START DOCUMENT SECTION
Now, even though the story of Jesus cleansing the Temple does appear in all four Gospels, there is an important difference we need to note. In the Synoptic Gospels – Matthew, Mark and Luke – the story comes during Holy Week right at the end of Jesus’ ministry. But in John’s Gospel, the story comes right at the beginning of Jesus’ ministry.

Now we know that each Gospel writer had a different intention in putting their story together, and we know that Matthew, Mark and Luke were more historically accurate and that John tends to use stories about Jesus as metaphors and symbols. And so it is not a historical error for the story to be in two different places in the life of Jesus. In reality, the event probably happened during Holy Week. It is likely that this event was the last straw for the religious authorities and it was for this reason that they decided Jesus had to be killed because he was now threatening the very fabric of the religious institution.

But John puts it at the beginning of his Gospel because the Cleansing of the Temple, for John, is a metaphor for the ministry of Jesus in its totality. John’s understanding is that Jesus came to renew the Jewish faith: to challenge our institutional views of God and to bring both passion and purity back into the worship of God.

That passion and that purity had been lost for a long time and, as we shall see from our Gospel reading, Jesus was standing in the line of Zephaniah all the Old Testament prophets in condemning the people of Israel for their apathy towards God.

So let’s review this story and see what we have to learn from it in our context today.

Jesus went up to Jerusalem for the Passover. This was the custom for all Jewish males to go at least once in their lifetime to Jerusalem for the Passover. So when Jesus arrived in the city, there would have been thousands of people there; a huge crowd crammed into the narrow city streets and an incredible bustle and noise in the temple itself. A chaotic scene – but a highly excitable and thrilling experience for everyone there.
END DOCUMENT SECTION
START LISTING
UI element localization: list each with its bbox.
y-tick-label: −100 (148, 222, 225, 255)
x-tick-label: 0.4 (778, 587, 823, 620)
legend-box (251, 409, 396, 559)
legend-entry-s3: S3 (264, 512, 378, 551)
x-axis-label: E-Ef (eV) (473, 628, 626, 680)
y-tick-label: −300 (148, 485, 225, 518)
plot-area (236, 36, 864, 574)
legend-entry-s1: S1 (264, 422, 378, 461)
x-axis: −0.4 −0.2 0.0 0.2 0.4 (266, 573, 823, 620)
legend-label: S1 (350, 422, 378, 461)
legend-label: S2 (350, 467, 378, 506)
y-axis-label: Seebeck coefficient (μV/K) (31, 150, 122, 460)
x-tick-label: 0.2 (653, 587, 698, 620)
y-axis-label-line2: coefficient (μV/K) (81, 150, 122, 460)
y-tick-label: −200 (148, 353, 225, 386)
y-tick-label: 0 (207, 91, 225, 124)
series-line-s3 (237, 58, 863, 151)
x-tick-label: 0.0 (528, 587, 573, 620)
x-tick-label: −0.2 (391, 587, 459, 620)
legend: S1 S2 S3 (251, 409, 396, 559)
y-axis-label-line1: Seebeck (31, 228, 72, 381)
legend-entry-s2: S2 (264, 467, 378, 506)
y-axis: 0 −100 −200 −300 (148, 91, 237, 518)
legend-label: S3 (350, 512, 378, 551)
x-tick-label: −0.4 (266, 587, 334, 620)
END LISTING
### PROBLEM STATEMENT
In the passage about Jesus cleansing the Temple, at what point in Jesus' ministry does John's Gospel place the story?

### TASK SOLUTION
Right at the beginning of Jesus' ministry.